[Records about charts and figures]
────────────────────────────────────────
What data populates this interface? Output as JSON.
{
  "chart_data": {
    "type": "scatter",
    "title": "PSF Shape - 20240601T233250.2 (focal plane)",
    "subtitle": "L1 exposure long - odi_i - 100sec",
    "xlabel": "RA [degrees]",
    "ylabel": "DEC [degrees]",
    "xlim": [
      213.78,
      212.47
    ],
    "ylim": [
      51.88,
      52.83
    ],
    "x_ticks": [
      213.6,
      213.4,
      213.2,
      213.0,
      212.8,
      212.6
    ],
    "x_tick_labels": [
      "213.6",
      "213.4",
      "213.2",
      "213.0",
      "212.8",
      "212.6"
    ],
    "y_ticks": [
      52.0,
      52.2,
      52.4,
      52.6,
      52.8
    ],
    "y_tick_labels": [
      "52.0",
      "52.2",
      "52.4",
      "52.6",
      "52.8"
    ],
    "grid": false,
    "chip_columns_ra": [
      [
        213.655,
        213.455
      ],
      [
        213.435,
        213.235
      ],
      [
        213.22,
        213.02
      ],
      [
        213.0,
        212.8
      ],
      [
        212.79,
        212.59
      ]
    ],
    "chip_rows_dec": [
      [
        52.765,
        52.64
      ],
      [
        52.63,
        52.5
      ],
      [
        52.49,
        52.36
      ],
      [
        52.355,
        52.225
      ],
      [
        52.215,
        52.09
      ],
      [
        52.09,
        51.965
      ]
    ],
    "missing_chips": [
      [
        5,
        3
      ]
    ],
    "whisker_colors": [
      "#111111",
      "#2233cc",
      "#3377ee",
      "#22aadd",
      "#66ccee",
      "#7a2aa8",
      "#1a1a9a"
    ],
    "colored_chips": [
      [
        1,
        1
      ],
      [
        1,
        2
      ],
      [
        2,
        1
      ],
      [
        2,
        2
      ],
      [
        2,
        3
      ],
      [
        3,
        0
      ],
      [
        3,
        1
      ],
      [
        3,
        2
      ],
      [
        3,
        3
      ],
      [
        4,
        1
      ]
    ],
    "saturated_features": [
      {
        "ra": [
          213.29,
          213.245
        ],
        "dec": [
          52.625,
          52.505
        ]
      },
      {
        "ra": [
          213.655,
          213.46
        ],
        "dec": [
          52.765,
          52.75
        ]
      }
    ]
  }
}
────────────────────────────────────────
REQUEST → Output all records verbatim.

CORRECT OUTPUT →
What data populates this interface? Output as JSON.
{
  "chart_data": {
    "type": "scatter",
    "title": "PSF Shape - 20240601T233250.2 (focal plane)",
    "subtitle": "L1 exposure long - odi_i - 100sec",
    "xlabel": "RA [degrees]",
    "ylabel": "DEC [degrees]",
    "xlim": [
      213.78,
      212.47
    ],
    "ylim": [
      51.88,
      52.83
    ],
    "x_ticks": [
      213.6,
      213.4,
      213.2,
      213.0,
      212.8,
      212.6
    ],
    "x_tick_labels": [
      "213.6",
      "213.4",
      "213.2",
      "213.0",
      "212.8",
      "212.6"
    ],
    "y_ticks": [
      52.0,
      52.2,
      52.4,
      52.6,
      52.8
    ],
    "y_tick_labels": [
      "52.0",
      "52.2",
      "52.4",
      "52.6",
      "52.8"
    ],
    "grid": false,
    "chip_columns_ra": [
      [
        213.655,
        213.455
      ],
      [
        213.435,
        213.235
      ],
      [
        213.22,
        213.02
      ],
      [
        213.0,
        212.8
      ],
      [
        212.79,
        212.59
      ]
    ],
    "chip_rows_dec": [
      [
        52.765,
        52.64
      ],
      [
        52.63,
        52.5
      ],
      [
        52.49,
        52.36
      ],
      [
        52.355,
        52.225
      ],
      [
        52.215,
        52.09
      ],
      [
        52.09,
        51.965
      ]
    ],
    "missing_chips": [
      [
        5,
        3
      ]
    ],
    "whisker_colors": [
      "#111111",
      "#2233cc",
      "#3377ee",
      "#22aadd",
      "#66ccee",
      "#7a2aa8",
      "#1a1a9a"
    ],
    "colored_chips": [
      [
        1,
        1
      ],
      [
        1,
        2
      ],
      [
        2,
        1
      ],
      [
        2,
        2
      ],
      [
        2,
        3
      ],
      [
        3,
        0
      ],
      [
        3,
        1
      ],
      [
        3,
        2
      ],
      [
        3,
        3
      ],
      [
        4,
        1
      ]
    ],
    "saturated_features": [
      {
        "ra": [
          213.29,
          213.245
        ],
        "dec": [
          52.625,
          52.505
        ]
      },
      {
        "ra": [
          213.655,
          213.46
        ],
        "dec": [
          52.765,
          52.75
        ]
      }
    ]
  }
}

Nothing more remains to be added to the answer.